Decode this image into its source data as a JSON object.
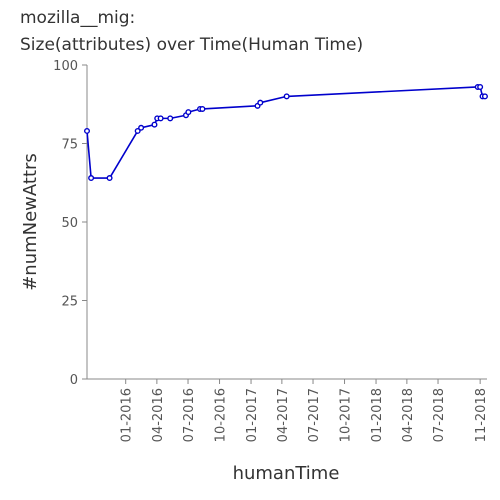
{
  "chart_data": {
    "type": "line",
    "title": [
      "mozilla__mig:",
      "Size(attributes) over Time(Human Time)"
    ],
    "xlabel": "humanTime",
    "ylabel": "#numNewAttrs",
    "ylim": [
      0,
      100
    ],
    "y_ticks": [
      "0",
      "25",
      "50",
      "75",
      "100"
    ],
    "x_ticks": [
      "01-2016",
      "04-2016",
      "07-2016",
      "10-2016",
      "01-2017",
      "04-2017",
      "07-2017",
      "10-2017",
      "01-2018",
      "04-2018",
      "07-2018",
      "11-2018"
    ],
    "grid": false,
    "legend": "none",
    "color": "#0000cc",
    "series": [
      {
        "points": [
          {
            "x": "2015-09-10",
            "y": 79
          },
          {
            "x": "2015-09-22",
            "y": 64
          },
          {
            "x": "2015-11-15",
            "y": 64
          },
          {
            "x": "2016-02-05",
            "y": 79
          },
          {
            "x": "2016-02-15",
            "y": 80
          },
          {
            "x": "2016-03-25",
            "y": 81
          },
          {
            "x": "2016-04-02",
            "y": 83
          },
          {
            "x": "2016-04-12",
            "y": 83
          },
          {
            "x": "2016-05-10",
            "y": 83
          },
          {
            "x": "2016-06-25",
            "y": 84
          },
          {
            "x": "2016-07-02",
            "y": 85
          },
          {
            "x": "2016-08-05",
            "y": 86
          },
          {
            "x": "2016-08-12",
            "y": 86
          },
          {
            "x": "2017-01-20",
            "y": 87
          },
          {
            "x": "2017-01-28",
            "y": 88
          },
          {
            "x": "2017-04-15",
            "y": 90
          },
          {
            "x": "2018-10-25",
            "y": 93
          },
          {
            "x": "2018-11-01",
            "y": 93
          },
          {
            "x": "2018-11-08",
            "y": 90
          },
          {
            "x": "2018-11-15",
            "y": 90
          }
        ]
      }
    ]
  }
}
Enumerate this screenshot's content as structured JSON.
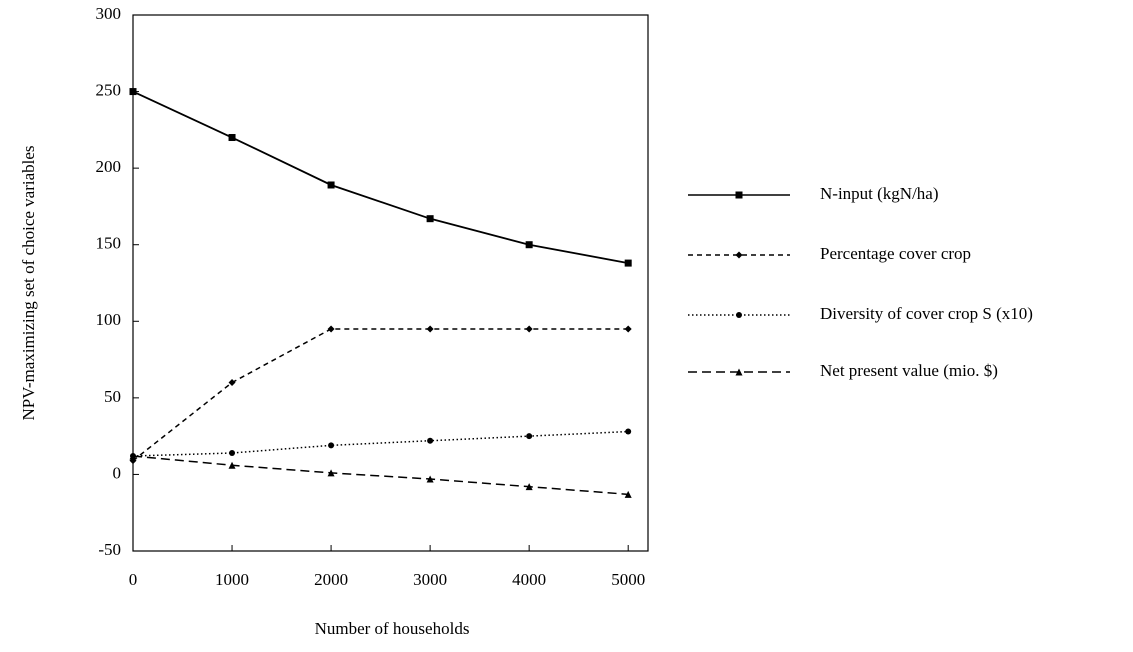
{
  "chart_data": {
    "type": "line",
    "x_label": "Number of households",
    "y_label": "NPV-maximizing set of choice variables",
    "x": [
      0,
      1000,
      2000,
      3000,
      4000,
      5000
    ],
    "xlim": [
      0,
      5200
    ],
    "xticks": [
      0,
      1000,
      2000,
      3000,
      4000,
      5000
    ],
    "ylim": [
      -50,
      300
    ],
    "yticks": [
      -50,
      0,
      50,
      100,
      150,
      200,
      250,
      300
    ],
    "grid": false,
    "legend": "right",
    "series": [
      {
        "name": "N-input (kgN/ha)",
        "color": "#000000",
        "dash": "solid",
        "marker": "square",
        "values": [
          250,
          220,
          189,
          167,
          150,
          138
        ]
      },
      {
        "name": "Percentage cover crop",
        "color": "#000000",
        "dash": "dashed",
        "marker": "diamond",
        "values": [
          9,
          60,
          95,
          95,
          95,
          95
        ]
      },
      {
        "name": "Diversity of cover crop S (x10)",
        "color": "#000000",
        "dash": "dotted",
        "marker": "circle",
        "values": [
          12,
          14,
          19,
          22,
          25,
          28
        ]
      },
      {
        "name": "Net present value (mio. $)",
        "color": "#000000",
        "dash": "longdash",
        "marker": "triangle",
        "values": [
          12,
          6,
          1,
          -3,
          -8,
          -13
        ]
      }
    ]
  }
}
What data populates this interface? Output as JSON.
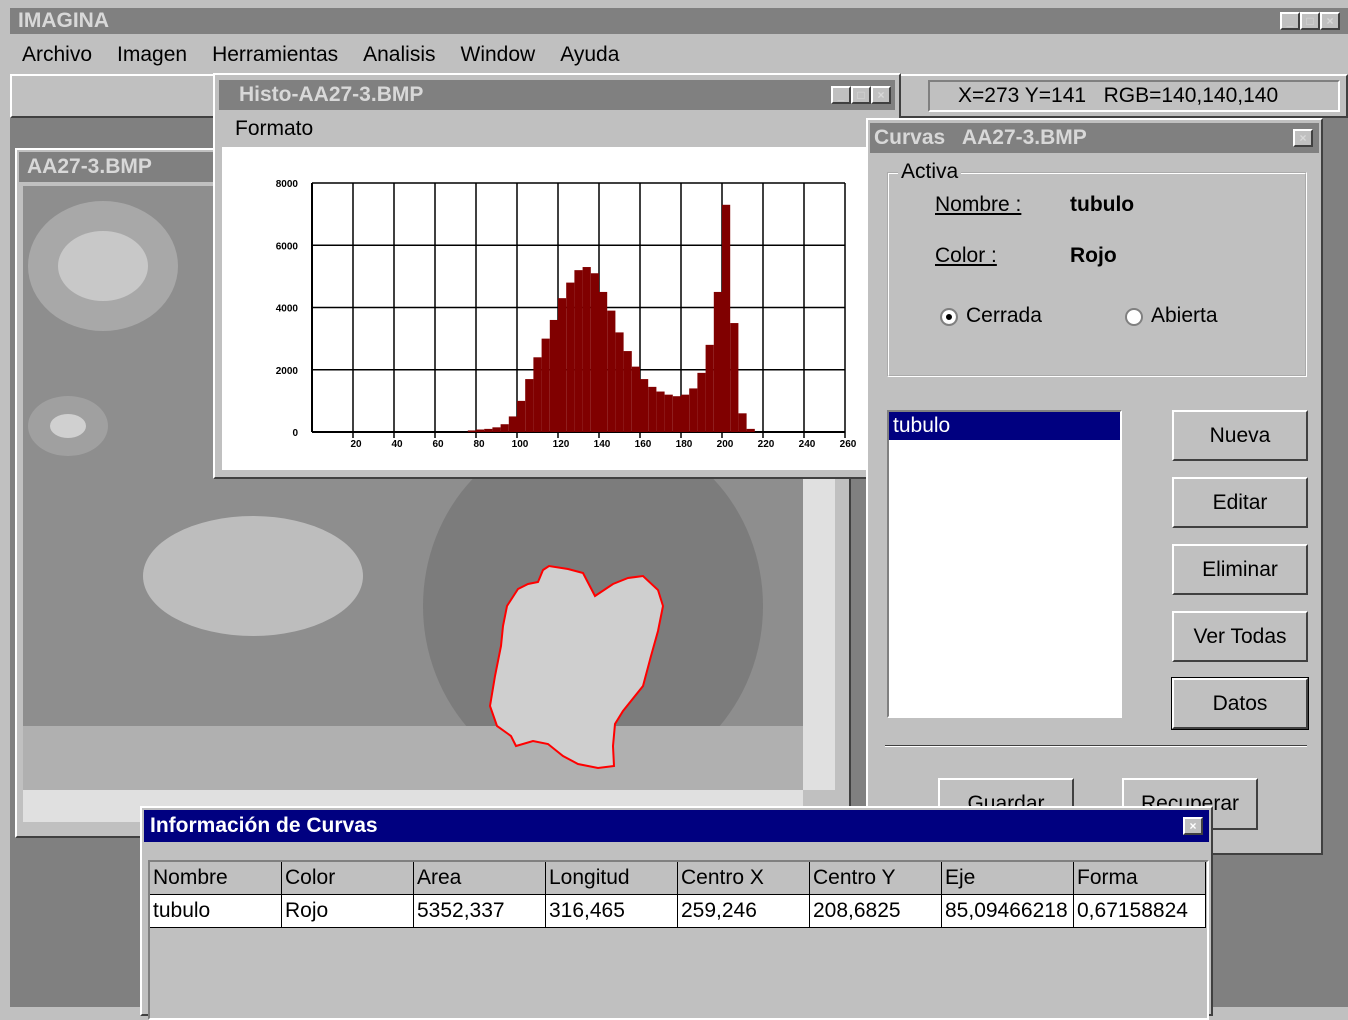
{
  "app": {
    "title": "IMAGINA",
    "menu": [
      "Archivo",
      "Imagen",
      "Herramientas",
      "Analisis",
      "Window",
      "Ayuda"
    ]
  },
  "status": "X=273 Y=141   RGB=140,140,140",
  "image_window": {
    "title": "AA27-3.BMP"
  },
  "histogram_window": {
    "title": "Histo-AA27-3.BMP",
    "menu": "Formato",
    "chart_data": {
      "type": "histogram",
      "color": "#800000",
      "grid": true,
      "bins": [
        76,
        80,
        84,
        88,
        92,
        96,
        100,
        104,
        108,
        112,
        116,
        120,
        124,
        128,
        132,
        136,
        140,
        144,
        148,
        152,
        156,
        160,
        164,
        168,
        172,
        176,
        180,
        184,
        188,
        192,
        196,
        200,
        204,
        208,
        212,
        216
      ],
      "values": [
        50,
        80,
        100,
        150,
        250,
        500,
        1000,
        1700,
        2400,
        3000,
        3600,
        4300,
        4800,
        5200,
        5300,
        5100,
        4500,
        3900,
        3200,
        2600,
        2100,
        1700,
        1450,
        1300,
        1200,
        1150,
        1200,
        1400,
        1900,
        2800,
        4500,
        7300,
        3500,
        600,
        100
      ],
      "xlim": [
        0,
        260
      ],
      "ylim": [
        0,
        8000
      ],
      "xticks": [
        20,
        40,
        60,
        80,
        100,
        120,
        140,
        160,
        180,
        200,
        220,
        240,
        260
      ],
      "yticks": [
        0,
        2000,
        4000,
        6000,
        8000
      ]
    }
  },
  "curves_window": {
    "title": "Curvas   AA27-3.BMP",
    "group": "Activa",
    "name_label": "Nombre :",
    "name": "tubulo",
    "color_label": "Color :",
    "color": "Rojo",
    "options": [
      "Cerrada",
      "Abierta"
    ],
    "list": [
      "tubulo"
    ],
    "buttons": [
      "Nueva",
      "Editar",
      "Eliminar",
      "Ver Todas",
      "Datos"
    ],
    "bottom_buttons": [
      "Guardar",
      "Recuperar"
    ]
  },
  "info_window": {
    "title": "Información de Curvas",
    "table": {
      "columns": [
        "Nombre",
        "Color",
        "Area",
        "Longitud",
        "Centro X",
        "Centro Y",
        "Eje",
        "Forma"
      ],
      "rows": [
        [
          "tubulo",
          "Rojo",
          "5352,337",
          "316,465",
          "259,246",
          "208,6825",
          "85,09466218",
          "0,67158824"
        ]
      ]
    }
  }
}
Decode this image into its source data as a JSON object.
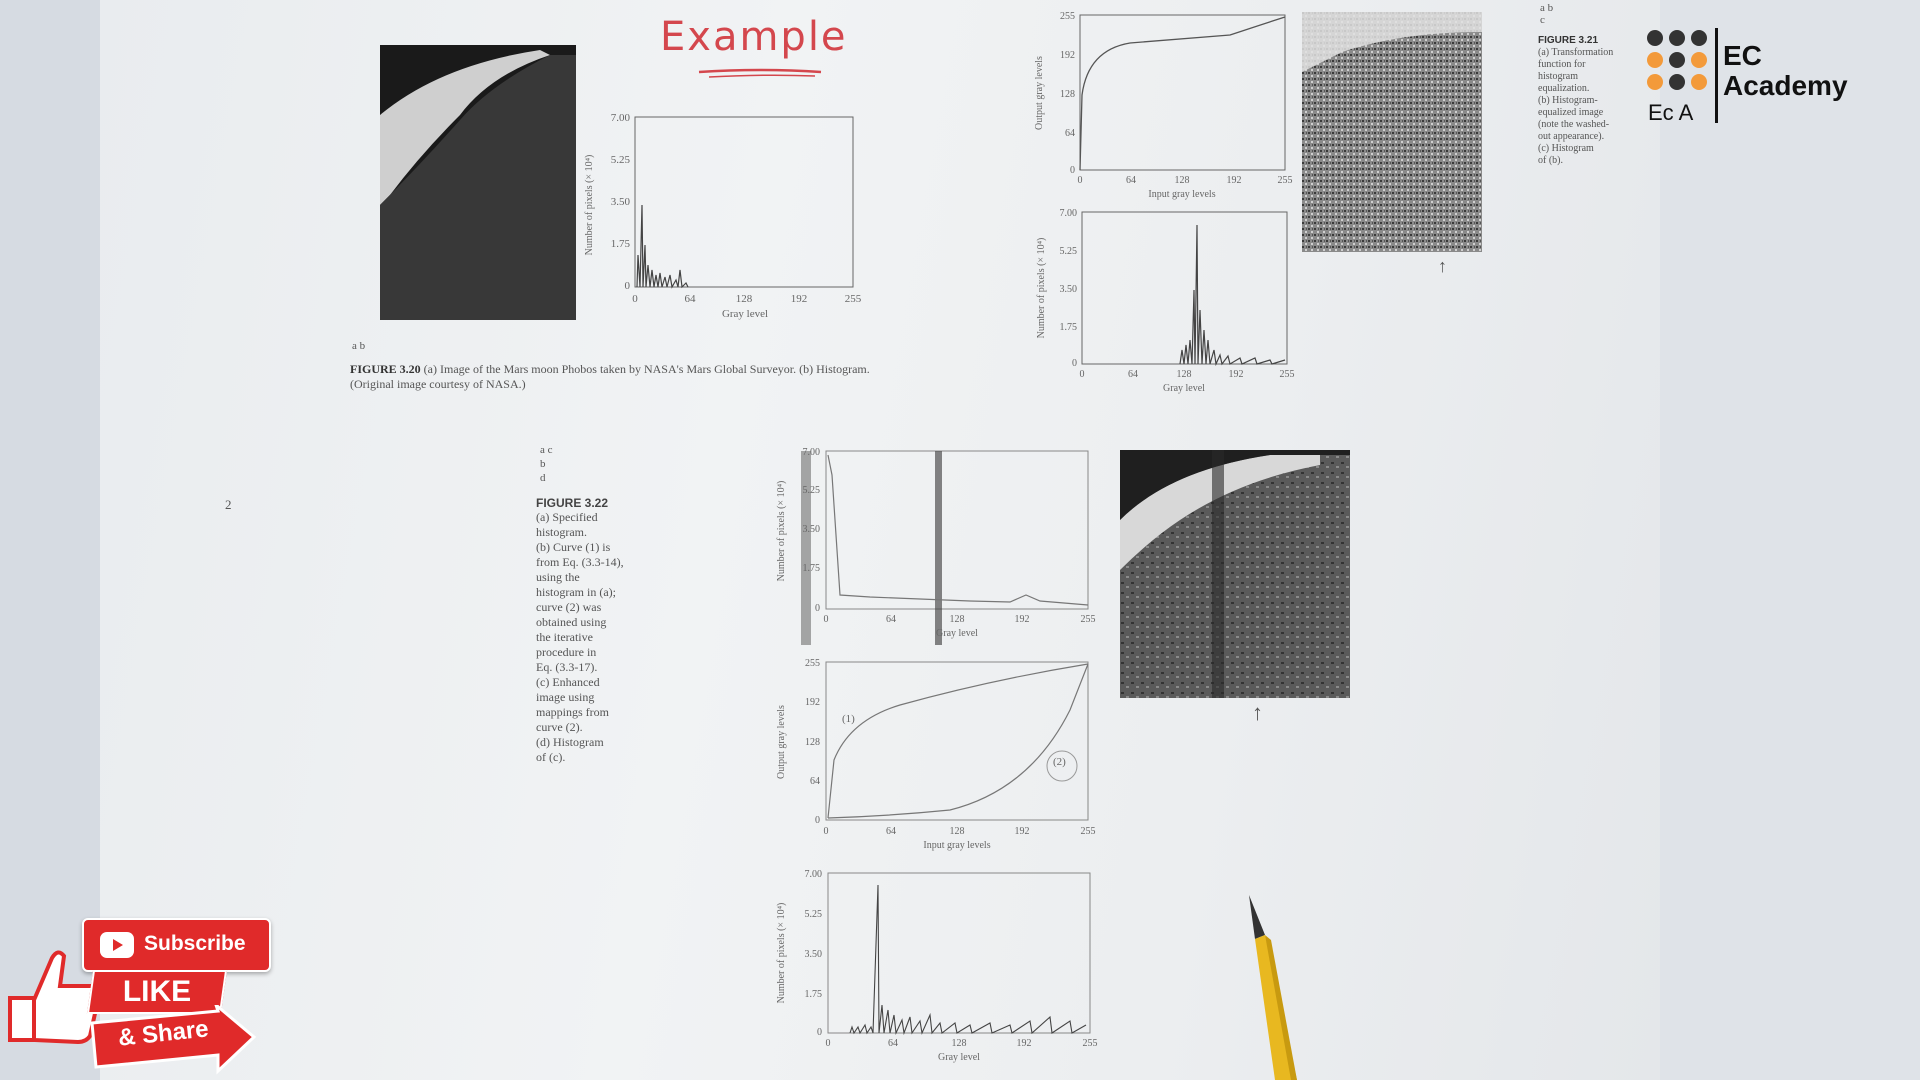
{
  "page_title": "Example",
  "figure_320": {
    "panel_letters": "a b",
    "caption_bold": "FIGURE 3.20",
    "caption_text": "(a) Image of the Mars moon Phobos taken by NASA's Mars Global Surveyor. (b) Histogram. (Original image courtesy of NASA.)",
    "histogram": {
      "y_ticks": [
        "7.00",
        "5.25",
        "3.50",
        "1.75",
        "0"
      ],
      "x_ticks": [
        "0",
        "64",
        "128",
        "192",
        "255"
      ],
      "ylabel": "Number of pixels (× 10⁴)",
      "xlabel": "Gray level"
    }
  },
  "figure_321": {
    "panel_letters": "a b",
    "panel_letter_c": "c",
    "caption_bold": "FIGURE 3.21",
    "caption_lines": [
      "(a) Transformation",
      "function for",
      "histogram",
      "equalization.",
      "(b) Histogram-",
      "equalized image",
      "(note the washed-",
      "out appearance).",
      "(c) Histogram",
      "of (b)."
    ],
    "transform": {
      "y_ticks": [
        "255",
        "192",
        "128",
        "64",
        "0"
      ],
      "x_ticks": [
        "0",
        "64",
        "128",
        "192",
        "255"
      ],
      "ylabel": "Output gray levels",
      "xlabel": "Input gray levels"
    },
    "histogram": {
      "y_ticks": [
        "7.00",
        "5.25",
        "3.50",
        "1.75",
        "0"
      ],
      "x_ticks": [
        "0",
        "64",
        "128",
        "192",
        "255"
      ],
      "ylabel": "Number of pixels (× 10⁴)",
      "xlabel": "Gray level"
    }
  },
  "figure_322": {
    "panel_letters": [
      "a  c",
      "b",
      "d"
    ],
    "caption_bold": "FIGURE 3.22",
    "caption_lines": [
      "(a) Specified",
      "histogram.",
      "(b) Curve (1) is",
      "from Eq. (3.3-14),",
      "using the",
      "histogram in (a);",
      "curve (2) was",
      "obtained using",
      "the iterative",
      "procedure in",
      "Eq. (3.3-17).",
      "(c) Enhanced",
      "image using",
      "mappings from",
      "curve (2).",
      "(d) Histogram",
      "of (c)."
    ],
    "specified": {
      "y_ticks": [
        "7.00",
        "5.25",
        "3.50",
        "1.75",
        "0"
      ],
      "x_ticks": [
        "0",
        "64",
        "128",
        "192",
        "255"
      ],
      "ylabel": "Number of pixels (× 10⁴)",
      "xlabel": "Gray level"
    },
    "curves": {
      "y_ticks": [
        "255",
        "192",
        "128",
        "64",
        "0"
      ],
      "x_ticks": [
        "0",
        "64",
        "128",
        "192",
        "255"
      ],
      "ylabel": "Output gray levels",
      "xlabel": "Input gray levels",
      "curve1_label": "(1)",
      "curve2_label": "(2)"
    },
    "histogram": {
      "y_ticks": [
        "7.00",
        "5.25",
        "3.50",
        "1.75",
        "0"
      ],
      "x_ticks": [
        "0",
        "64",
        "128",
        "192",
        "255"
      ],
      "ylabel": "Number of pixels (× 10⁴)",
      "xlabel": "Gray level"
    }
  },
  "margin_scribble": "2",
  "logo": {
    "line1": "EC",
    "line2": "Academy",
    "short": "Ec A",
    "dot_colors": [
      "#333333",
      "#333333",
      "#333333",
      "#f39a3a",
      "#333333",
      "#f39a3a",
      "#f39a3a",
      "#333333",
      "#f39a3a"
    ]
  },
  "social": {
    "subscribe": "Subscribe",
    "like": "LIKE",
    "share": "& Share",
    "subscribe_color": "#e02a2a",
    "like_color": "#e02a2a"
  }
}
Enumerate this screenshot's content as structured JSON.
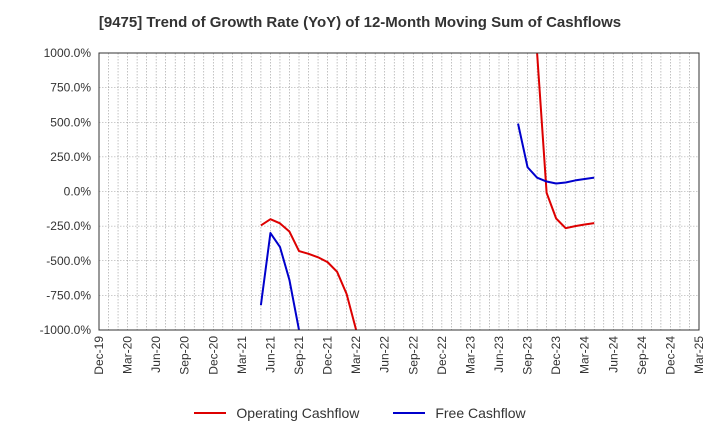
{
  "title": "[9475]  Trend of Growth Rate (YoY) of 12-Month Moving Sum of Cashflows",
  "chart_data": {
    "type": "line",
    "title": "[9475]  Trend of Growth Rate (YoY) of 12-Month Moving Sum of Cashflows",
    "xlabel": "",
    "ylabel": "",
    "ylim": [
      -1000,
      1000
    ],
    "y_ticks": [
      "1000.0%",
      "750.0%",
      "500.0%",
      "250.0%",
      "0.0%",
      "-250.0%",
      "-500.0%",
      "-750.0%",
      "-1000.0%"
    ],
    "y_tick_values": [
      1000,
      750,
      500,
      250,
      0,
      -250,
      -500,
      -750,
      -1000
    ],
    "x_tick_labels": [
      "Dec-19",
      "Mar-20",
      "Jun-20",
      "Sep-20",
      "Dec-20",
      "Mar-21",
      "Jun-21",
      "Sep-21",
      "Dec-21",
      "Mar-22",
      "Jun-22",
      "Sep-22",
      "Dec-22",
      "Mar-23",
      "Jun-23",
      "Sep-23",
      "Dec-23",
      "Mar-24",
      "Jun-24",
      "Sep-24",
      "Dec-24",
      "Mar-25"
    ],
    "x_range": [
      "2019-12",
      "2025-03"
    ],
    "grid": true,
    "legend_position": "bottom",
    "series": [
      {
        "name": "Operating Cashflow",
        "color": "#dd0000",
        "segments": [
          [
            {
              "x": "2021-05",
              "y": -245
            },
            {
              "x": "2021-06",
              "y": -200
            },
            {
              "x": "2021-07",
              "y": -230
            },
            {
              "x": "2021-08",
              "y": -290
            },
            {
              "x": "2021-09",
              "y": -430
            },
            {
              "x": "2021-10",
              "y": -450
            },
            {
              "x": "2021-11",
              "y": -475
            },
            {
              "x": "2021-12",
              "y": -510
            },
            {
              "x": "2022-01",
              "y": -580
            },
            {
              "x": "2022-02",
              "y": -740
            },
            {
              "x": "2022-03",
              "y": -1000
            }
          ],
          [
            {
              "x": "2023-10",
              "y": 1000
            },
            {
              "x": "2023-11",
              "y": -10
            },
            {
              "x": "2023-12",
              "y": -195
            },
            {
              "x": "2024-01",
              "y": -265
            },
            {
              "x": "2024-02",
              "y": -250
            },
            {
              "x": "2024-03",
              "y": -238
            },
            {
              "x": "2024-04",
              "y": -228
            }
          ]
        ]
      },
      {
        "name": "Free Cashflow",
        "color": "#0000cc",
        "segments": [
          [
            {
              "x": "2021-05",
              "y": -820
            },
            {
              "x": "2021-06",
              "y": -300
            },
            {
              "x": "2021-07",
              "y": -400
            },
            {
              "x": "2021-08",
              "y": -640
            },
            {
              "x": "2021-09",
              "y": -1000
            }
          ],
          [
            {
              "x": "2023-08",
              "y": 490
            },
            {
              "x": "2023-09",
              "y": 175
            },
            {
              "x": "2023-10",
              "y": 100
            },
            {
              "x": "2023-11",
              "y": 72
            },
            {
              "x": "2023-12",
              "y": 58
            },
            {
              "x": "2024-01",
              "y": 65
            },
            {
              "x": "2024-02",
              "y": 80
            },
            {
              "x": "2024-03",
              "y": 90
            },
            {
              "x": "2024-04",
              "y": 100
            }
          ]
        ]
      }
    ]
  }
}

____________

Task brief: From the listing above, pick out every line containing "using".

The answer:
      "using the",
      "obtained using",
      "image using",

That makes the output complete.